What the task asks:
Locate every line in the records below that contains the word "Export", and copy each one.

Supplied entries:
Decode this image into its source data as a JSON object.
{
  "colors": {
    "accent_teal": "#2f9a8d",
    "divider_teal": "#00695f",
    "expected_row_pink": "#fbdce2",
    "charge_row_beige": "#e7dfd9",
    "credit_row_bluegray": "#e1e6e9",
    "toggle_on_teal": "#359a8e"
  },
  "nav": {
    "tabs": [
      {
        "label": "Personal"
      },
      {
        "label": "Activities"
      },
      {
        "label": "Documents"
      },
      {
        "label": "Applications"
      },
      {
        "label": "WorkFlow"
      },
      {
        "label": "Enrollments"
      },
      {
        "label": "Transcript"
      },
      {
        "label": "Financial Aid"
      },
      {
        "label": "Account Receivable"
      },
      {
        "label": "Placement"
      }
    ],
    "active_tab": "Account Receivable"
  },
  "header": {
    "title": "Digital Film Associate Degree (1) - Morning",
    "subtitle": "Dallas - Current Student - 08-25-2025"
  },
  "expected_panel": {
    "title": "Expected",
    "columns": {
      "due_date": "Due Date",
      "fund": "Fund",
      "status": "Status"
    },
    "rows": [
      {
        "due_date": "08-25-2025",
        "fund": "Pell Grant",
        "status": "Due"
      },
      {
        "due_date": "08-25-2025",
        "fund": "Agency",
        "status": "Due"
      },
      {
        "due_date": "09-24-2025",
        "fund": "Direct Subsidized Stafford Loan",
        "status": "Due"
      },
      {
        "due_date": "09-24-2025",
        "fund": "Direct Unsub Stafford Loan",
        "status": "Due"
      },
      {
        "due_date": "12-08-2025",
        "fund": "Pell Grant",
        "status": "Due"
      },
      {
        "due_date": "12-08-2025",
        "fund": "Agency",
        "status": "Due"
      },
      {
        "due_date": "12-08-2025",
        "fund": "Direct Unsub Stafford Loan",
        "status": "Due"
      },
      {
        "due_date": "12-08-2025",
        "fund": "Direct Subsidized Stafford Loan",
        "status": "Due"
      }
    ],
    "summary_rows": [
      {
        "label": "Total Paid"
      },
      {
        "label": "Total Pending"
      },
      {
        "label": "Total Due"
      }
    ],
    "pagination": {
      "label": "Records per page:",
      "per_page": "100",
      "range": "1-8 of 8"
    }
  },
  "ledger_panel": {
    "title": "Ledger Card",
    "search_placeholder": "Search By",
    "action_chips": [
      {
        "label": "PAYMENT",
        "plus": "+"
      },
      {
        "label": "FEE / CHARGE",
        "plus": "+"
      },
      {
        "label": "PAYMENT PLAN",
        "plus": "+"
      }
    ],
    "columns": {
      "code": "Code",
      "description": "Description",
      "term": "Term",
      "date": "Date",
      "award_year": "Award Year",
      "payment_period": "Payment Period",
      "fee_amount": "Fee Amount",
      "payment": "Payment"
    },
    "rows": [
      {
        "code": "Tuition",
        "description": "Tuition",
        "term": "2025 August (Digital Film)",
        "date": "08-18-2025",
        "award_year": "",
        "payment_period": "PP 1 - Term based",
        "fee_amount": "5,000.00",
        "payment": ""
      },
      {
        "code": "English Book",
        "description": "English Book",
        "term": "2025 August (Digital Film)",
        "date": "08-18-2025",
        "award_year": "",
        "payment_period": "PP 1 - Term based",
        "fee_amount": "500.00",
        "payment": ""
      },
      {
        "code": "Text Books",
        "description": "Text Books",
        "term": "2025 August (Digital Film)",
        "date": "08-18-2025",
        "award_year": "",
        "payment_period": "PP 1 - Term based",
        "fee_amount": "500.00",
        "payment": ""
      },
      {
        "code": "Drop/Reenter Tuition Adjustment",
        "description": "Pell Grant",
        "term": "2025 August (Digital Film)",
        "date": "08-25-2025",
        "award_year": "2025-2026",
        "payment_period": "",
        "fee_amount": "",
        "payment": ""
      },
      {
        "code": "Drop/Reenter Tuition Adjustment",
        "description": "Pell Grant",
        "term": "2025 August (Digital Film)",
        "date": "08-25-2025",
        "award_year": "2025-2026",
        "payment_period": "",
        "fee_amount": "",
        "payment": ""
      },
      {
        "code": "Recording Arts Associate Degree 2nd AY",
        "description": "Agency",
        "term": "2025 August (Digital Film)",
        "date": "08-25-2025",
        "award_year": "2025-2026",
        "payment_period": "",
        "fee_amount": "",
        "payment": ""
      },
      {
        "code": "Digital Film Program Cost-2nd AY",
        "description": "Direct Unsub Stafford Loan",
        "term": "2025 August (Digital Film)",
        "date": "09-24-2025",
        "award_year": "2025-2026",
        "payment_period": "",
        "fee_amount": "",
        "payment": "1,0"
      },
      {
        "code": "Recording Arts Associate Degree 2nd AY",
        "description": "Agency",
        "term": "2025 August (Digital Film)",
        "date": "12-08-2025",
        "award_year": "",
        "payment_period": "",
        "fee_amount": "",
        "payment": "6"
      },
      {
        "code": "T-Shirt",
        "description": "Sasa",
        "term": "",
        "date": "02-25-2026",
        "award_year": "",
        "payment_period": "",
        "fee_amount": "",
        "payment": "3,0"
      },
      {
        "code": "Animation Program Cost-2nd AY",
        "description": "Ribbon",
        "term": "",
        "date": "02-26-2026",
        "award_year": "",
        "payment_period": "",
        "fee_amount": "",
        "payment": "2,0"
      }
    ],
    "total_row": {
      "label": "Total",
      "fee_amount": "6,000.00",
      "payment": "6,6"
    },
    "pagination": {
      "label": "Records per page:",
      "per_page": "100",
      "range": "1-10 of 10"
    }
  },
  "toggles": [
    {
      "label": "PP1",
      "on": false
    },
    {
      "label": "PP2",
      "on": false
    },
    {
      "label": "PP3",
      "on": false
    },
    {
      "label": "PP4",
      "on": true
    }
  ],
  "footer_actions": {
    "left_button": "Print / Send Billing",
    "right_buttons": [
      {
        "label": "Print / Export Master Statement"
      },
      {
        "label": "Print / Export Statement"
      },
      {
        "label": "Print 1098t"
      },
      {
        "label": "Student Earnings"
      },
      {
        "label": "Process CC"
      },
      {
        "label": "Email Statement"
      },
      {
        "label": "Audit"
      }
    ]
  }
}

Written reply:
        "label": "Print / Export Master Statement"
        "label": "Print / Export Statement"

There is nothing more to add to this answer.